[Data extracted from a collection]
══════

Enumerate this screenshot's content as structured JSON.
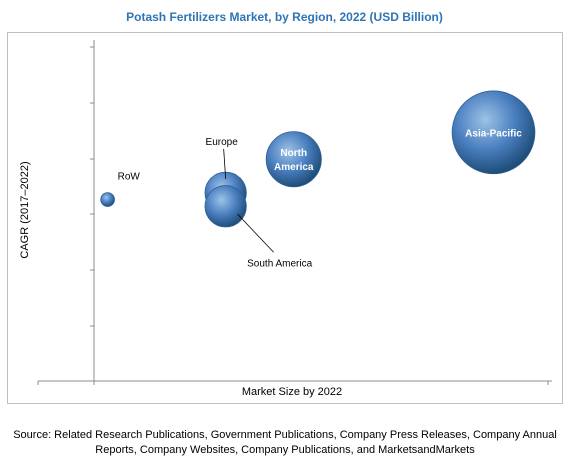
{
  "chart_data": {
    "type": "bubble",
    "title": "Potash Fertilizers Market, by Region, 2022 (USD Billion)",
    "xlabel": "Market Size by 2022",
    "ylabel": "CAGR (2017–2022)",
    "xlim": [
      0,
      10
    ],
    "ylim": [
      0,
      10
    ],
    "grid": false,
    "legend": "none",
    "series": [
      {
        "name": "RoW",
        "x": 0.3,
        "y": 5.4,
        "size": 0.6,
        "label_style": "callout",
        "label": "RoW"
      },
      {
        "name": "Europe",
        "x": 2.9,
        "y": 5.6,
        "size": 1.8,
        "label_style": "callout",
        "label": "Europe"
      },
      {
        "name": "South America",
        "x": 2.9,
        "y": 5.2,
        "size": 1.8,
        "label_style": "callout",
        "label": "South America"
      },
      {
        "name": "North America",
        "x": 4.4,
        "y": 6.6,
        "size": 2.4,
        "label_style": "inside",
        "label": "North\nAmerica"
      },
      {
        "name": "Asia-Pacific",
        "x": 8.8,
        "y": 7.4,
        "size": 3.6,
        "label_style": "inside",
        "label": "Asia-Pacific"
      }
    ]
  },
  "source": "Source: Related Research Publications, Government Publications, Company Press Releases, Company Annual Reports, Company Websites, Company Publications, and MarketsandMarkets",
  "colors": {
    "title": "#2e75b6",
    "bubble_light": "#9dc3e6",
    "bubble_dark": "#1f4e79"
  }
}
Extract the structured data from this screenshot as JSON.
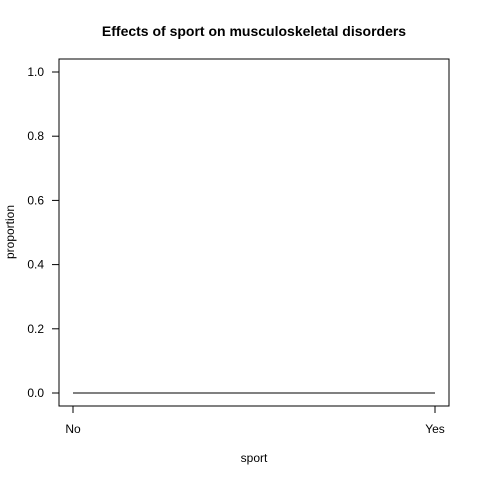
{
  "chart_data": {
    "type": "line",
    "title": "Effects of sport on musculoskeletal disorders",
    "xlabel": "sport",
    "ylabel": "proportion",
    "categories": [
      "No",
      "Yes"
    ],
    "series": [
      {
        "values": [
          0.0,
          0.0
        ]
      }
    ],
    "ylim": [
      0.0,
      1.0
    ],
    "yticks": [
      0.0,
      0.2,
      0.4,
      0.6,
      0.8,
      1.0
    ],
    "ytick_labels": [
      "0.0",
      "0.2",
      "0.4",
      "0.6",
      "0.8",
      "1.0"
    ],
    "grid": false,
    "legend": "none",
    "line_color": "#000000"
  }
}
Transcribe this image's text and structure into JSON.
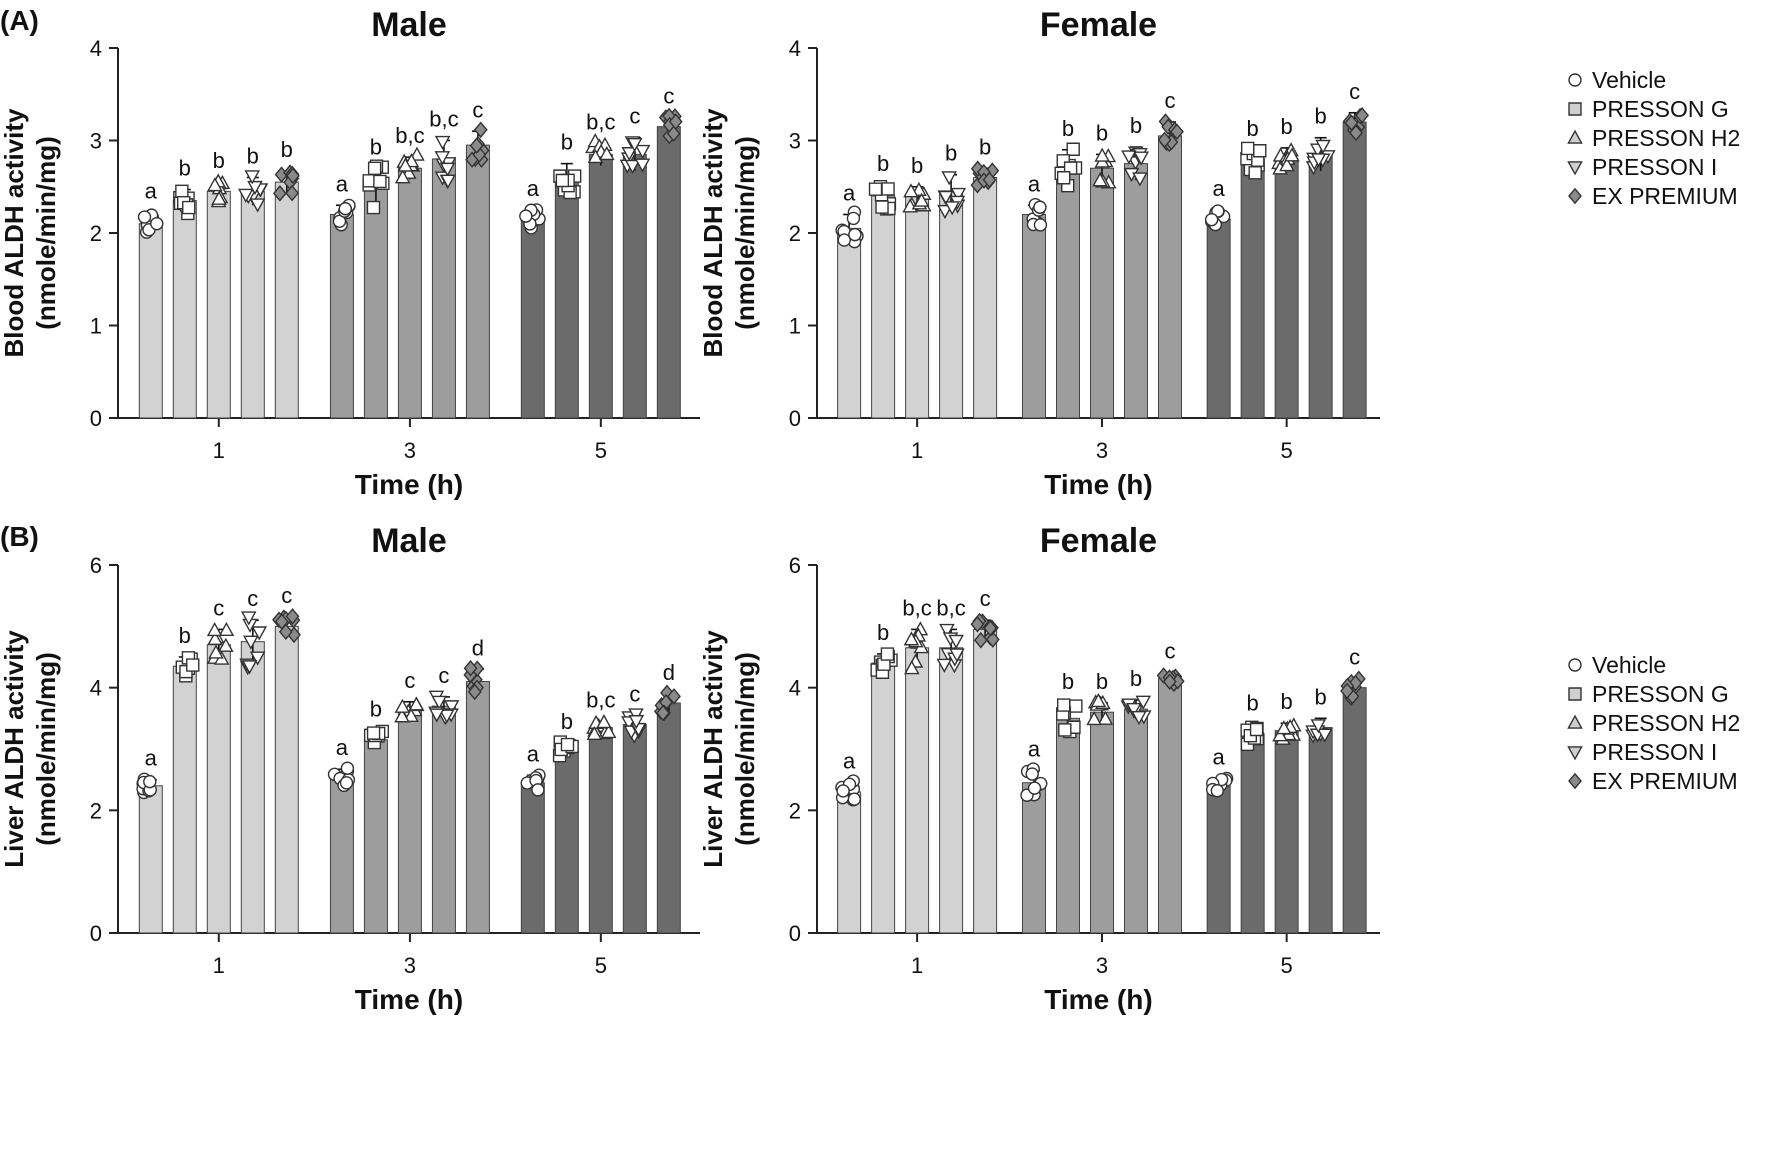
{
  "figure": {
    "series_names": [
      "Vehicle",
      "PRESSON G",
      "PRESSON H2",
      "PRESSON I",
      "EX PREMIUM"
    ],
    "series_markers": [
      "circle",
      "square",
      "triangle-up",
      "triangle-down",
      "diamond"
    ],
    "time_fill_colors": [
      "#d2d2d2",
      "#9d9d9d",
      "#6b6b6b"
    ],
    "marker_colors": {
      "light": "#ffffff",
      "dark": "#8a8a8a"
    }
  },
  "chart_data": [
    {
      "type": "bar",
      "panel_label": "(A)",
      "title": "Male",
      "ylabel_line1": "Blood ALDH activity",
      "ylabel_line2": "(nmole/min/mg)",
      "xlabel": "Time (h)",
      "ylim": [
        0,
        4
      ],
      "yticks": [
        "0",
        "1",
        "2",
        "3",
        "4"
      ],
      "categories": [
        "1",
        "3",
        "5"
      ],
      "show_legend": false,
      "series": [
        {
          "name": "Vehicle",
          "values": [
            2.1,
            2.2,
            2.15
          ],
          "errors": [
            0.12,
            0.1,
            0.1
          ],
          "letters": [
            "a",
            "a",
            "a"
          ]
        },
        {
          "name": "PRESSON G",
          "values": [
            2.35,
            2.5,
            2.6
          ],
          "errors": [
            0.12,
            0.2,
            0.15
          ],
          "letters": [
            "b",
            "b",
            "b"
          ]
        },
        {
          "name": "PRESSON H2",
          "values": [
            2.45,
            2.7,
            2.85
          ],
          "errors": [
            0.1,
            0.12,
            0.12
          ],
          "letters": [
            "b",
            "b,c",
            "b,c"
          ]
        },
        {
          "name": "PRESSON I",
          "values": [
            2.45,
            2.8,
            2.85
          ],
          "errors": [
            0.15,
            0.2,
            0.18
          ],
          "letters": [
            "b",
            "b,c",
            "c"
          ]
        },
        {
          "name": "EX PREMIUM",
          "values": [
            2.55,
            2.95,
            3.15
          ],
          "errors": [
            0.12,
            0.15,
            0.1
          ],
          "letters": [
            "b",
            "c",
            "c"
          ]
        }
      ]
    },
    {
      "type": "bar",
      "panel_label": "",
      "title": "Female",
      "ylabel_line1": "Blood ALDH activity",
      "ylabel_line2": "(nmole/min/mg)",
      "xlabel": "Time (h)",
      "ylim": [
        0,
        4
      ],
      "yticks": [
        "0",
        "1",
        "2",
        "3",
        "4"
      ],
      "categories": [
        "1",
        "3",
        "5"
      ],
      "show_legend": true,
      "series": [
        {
          "name": "Vehicle",
          "values": [
            2.05,
            2.2,
            2.15
          ],
          "errors": [
            0.15,
            0.1,
            0.1
          ],
          "letters": [
            "a",
            "a",
            "a"
          ]
        },
        {
          "name": "PRESSON G",
          "values": [
            2.4,
            2.7,
            2.75
          ],
          "errors": [
            0.12,
            0.2,
            0.15
          ],
          "letters": [
            "b",
            "b",
            "b"
          ]
        },
        {
          "name": "PRESSON H2",
          "values": [
            2.4,
            2.7,
            2.8
          ],
          "errors": [
            0.1,
            0.15,
            0.12
          ],
          "letters": [
            "b",
            "b",
            "b"
          ]
        },
        {
          "name": "PRESSON I",
          "values": [
            2.45,
            2.75,
            2.85
          ],
          "errors": [
            0.18,
            0.18,
            0.18
          ],
          "letters": [
            "b",
            "b",
            "b"
          ]
        },
        {
          "name": "EX PREMIUM",
          "values": [
            2.6,
            3.05,
            3.2
          ],
          "errors": [
            0.1,
            0.15,
            0.1
          ],
          "letters": [
            "b",
            "c",
            "c"
          ]
        }
      ]
    },
    {
      "type": "bar",
      "panel_label": "(B)",
      "title": "Male",
      "ylabel_line1": "Liver ALDH activity",
      "ylabel_line2": "(nmole/min/mg)",
      "xlabel": "Time (h)",
      "ylim": [
        0,
        6
      ],
      "yticks": [
        "0",
        "2",
        "4",
        "6"
      ],
      "categories": [
        "1",
        "3",
        "5"
      ],
      "show_legend": false,
      "series": [
        {
          "name": "Vehicle",
          "values": [
            2.4,
            2.55,
            2.45
          ],
          "errors": [
            0.1,
            0.12,
            0.12
          ],
          "letters": [
            "a",
            "a",
            "a"
          ]
        },
        {
          "name": "PRESSON G",
          "values": [
            4.35,
            3.15,
            3.0
          ],
          "errors": [
            0.15,
            0.15,
            0.1
          ],
          "letters": [
            "b",
            "b",
            "b"
          ]
        },
        {
          "name": "PRESSON H2",
          "values": [
            4.7,
            3.65,
            3.35
          ],
          "errors": [
            0.25,
            0.12,
            0.1
          ],
          "letters": [
            "c",
            "c",
            "b,c"
          ]
        },
        {
          "name": "PRESSON I",
          "values": [
            4.75,
            3.7,
            3.4
          ],
          "errors": [
            0.35,
            0.15,
            0.15
          ],
          "letters": [
            "c",
            "c",
            "c"
          ]
        },
        {
          "name": "EX PREMIUM",
          "values": [
            5.0,
            4.1,
            3.75
          ],
          "errors": [
            0.15,
            0.2,
            0.15
          ],
          "letters": [
            "c",
            "d",
            "d"
          ]
        }
      ]
    },
    {
      "type": "bar",
      "panel_label": "",
      "title": "Female",
      "ylabel_line1": "Liver ALDH activity",
      "ylabel_line2": "(nmole/min/mg)",
      "xlabel": "Time (h)",
      "ylim": [
        0,
        6
      ],
      "yticks": [
        "0",
        "2",
        "4",
        "6"
      ],
      "categories": [
        "1",
        "3",
        "5"
      ],
      "show_legend": true,
      "series": [
        {
          "name": "Vehicle",
          "values": [
            2.3,
            2.45,
            2.4
          ],
          "errors": [
            0.15,
            0.2,
            0.12
          ],
          "letters": [
            "a",
            "a",
            "a"
          ]
        },
        {
          "name": "PRESSON G",
          "values": [
            4.4,
            3.5,
            3.25
          ],
          "errors": [
            0.15,
            0.25,
            0.15
          ],
          "letters": [
            "b",
            "b",
            "b"
          ]
        },
        {
          "name": "PRESSON H2",
          "values": [
            4.65,
            3.6,
            3.3
          ],
          "errors": [
            0.3,
            0.15,
            0.12
          ],
          "letters": [
            "b,c",
            "b",
            "b"
          ]
        },
        {
          "name": "PRESSON I",
          "values": [
            4.65,
            3.65,
            3.35
          ],
          "errors": [
            0.3,
            0.15,
            0.15
          ],
          "letters": [
            "b,c",
            "b",
            "b"
          ]
        },
        {
          "name": "EX PREMIUM",
          "values": [
            4.95,
            4.15,
            4.0
          ],
          "errors": [
            0.15,
            0.1,
            0.15
          ],
          "letters": [
            "c",
            "c",
            "c"
          ]
        }
      ]
    }
  ]
}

══════

__The problem__:
Give only the number of lines in the data that hold the string "South".

__Result of the task__:
2